The data:
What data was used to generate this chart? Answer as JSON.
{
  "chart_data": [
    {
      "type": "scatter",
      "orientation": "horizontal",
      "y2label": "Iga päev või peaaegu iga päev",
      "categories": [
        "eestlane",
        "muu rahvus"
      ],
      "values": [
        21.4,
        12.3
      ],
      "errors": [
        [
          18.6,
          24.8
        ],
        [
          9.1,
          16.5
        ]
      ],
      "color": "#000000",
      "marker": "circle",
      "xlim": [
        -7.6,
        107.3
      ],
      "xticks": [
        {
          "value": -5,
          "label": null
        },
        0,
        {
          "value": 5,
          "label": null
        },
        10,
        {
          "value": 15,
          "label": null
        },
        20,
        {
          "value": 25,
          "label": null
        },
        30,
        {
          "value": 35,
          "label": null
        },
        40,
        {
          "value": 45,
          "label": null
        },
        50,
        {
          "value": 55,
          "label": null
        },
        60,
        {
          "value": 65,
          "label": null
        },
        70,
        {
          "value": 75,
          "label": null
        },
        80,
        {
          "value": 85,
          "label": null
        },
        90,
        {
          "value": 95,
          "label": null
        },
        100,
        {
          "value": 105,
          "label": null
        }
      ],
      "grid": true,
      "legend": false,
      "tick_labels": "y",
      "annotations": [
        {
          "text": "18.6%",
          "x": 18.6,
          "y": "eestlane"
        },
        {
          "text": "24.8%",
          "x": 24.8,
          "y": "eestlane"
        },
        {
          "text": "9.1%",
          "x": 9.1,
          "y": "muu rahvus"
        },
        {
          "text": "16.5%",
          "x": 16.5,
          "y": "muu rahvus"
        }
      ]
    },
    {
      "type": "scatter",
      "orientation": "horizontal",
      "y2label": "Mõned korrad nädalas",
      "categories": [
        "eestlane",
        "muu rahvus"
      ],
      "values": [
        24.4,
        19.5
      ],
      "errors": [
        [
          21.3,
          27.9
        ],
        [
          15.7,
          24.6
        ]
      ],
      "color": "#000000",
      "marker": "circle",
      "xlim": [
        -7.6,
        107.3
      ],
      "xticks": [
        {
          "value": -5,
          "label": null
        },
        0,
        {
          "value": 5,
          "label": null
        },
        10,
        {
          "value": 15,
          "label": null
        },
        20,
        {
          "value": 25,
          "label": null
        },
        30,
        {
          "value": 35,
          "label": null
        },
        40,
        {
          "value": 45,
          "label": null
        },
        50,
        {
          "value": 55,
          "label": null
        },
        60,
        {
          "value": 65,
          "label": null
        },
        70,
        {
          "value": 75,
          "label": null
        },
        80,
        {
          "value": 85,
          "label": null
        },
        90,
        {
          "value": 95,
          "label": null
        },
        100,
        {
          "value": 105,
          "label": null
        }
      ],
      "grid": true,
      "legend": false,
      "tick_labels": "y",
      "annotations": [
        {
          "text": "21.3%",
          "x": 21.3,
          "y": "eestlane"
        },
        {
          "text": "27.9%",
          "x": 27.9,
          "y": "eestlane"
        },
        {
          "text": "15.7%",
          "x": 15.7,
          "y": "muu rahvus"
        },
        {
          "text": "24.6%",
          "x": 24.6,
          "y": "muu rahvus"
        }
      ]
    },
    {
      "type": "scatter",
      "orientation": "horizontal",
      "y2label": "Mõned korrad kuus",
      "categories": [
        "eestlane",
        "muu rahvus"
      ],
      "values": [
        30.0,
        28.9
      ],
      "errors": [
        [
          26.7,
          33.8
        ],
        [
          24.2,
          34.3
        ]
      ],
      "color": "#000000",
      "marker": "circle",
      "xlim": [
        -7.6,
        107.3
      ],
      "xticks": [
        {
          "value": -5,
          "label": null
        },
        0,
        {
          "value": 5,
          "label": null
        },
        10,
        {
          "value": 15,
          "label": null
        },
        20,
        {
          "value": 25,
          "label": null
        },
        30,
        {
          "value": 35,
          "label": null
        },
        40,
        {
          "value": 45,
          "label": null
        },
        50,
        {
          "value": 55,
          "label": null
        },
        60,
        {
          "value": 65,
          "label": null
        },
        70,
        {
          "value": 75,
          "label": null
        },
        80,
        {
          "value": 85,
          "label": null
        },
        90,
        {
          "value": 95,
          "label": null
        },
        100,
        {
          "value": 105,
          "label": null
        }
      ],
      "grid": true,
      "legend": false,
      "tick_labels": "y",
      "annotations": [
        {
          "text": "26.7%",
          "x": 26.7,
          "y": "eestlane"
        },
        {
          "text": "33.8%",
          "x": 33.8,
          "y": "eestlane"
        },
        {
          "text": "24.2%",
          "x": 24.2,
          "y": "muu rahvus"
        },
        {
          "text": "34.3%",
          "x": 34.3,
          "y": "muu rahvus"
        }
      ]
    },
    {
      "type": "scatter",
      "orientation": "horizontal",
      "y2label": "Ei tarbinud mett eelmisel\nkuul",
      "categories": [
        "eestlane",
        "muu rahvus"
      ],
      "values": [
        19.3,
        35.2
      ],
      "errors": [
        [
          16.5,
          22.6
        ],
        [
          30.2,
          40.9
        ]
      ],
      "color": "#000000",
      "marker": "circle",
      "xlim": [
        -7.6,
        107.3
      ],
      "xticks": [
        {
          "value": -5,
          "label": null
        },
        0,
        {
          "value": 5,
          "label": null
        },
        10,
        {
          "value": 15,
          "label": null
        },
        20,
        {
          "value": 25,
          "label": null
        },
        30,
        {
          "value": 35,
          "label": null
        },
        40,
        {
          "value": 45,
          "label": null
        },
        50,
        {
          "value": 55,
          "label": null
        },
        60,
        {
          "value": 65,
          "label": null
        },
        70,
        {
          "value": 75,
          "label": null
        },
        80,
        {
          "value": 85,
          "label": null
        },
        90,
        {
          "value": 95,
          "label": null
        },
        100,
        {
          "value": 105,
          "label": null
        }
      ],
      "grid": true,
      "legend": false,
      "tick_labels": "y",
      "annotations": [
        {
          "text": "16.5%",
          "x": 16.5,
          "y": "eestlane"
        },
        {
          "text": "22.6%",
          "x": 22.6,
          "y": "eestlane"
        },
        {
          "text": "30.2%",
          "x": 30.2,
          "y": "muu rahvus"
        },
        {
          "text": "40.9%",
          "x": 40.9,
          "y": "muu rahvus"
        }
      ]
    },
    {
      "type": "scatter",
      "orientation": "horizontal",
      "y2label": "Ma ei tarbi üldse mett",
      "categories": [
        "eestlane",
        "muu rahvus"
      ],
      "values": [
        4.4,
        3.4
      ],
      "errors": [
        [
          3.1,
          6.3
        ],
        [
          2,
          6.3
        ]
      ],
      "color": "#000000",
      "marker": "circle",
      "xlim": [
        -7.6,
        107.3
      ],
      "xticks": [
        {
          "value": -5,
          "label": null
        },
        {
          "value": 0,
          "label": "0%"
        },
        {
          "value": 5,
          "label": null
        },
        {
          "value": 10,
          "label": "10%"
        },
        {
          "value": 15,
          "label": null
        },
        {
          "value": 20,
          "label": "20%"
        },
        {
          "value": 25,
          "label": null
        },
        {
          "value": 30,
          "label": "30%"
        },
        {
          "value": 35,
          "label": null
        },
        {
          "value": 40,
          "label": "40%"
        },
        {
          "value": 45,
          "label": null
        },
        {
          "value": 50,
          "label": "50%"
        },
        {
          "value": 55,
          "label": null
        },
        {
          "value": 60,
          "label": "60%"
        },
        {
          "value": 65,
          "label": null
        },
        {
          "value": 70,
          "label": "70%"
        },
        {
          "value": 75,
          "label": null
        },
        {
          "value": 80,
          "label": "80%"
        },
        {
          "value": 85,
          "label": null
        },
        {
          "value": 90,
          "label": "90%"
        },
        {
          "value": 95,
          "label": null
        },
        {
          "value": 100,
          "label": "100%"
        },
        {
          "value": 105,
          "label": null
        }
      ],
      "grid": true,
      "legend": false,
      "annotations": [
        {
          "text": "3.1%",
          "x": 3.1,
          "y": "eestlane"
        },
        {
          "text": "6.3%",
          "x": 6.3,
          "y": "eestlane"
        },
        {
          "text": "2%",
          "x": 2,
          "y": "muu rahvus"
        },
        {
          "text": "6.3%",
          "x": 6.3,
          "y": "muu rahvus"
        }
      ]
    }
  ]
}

What this task involves:
Pick out each line above that includes "mett" and show it.

Exercise answer:
      "y2label": "Ei tarbinud mett eelmisel\nkuul",
      "y2label": "Ma ei tarbi üldse mett",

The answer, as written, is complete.